▶ Work to do:
Copy out the entries exactly, from the first line to the last.

▶ Exercise data:
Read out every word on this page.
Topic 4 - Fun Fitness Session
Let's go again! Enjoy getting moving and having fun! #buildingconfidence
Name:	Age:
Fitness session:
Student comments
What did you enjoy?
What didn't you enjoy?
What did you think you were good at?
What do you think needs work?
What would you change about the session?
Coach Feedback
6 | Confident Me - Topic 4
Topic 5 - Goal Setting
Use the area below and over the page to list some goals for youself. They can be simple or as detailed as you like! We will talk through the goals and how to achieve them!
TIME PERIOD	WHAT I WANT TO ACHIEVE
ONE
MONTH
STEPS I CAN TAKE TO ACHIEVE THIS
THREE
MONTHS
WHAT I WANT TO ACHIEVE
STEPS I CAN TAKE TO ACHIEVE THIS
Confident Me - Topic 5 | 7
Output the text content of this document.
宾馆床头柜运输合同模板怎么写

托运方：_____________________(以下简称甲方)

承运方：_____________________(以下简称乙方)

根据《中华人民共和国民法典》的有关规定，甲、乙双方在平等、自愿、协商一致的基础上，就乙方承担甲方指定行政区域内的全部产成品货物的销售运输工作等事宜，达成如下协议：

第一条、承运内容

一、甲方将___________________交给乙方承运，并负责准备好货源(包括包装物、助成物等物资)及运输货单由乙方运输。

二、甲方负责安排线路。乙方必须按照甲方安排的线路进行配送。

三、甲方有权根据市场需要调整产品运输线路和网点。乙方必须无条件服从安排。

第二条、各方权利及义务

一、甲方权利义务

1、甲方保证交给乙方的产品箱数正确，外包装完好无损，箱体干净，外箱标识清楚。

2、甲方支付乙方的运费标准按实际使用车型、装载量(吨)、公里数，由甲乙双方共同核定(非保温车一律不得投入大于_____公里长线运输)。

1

▶ Reply:
Read out every word on this page.
Topic 4 - Fun Fitness Session
Let's go again! Enjoy getting moving and having fun! #buildingconfidence
Name:	Age:
Fitness session:
Student comments
What did you enjoy?
What didn't you enjoy?
What did you think you were good at?
What do you think needs work?
What would you change about the session?
Coach Feedback
6 | Confident Me - Topic 4
Topic 5 - Goal Setting
Use the area below and over the page to list some goals for youself. They can be simple or as detailed as you like! We will talk through the goals and how to achieve them!
TIME PERIOD	WHAT I WANT TO ACHIEVE
ONE
MONTH
STEPS I CAN TAKE TO ACHIEVE THIS
THREE
MONTHS
WHAT I WANT TO ACHIEVE
STEPS I CAN TAKE TO ACHIEVE THIS
Confident Me - Topic 5 | 7
Output the text content of this document.
宾馆床头柜运输合同模板怎么写

托运方：_____________________(以下简称甲方)

承运方：_____________________(以下简称乙方)

根据《中华人民共和国民法典》的有关规定，甲、乙双方在平等、自愿、协商一致的基础上，就乙方承担甲方指定行政区域内的全部产成品货物的销售运输工作等事宜，达成如下协议：

第一条、承运内容

一、甲方将___________________交给乙方承运，并负责准备好货源(包括包装物、助成物等物资)及运输货单由乙方运输。

二、甲方负责安排线路。乙方必须按照甲方安排的线路进行配送。

三、甲方有权根据市场需要调整产品运输线路和网点。乙方必须无条件服从安排。

第二条、各方权利及义务

一、甲方权利义务

1、甲方保证交给乙方的产品箱数正确，外包装完好无损，箱体干净，外箱标识清楚。

2、甲方支付乙方的运费标准按实际使用车型、装载量(吨)、公里数，由甲乙双方共同核定(非保温车一律不得投入大于_____公里长线运输)。

1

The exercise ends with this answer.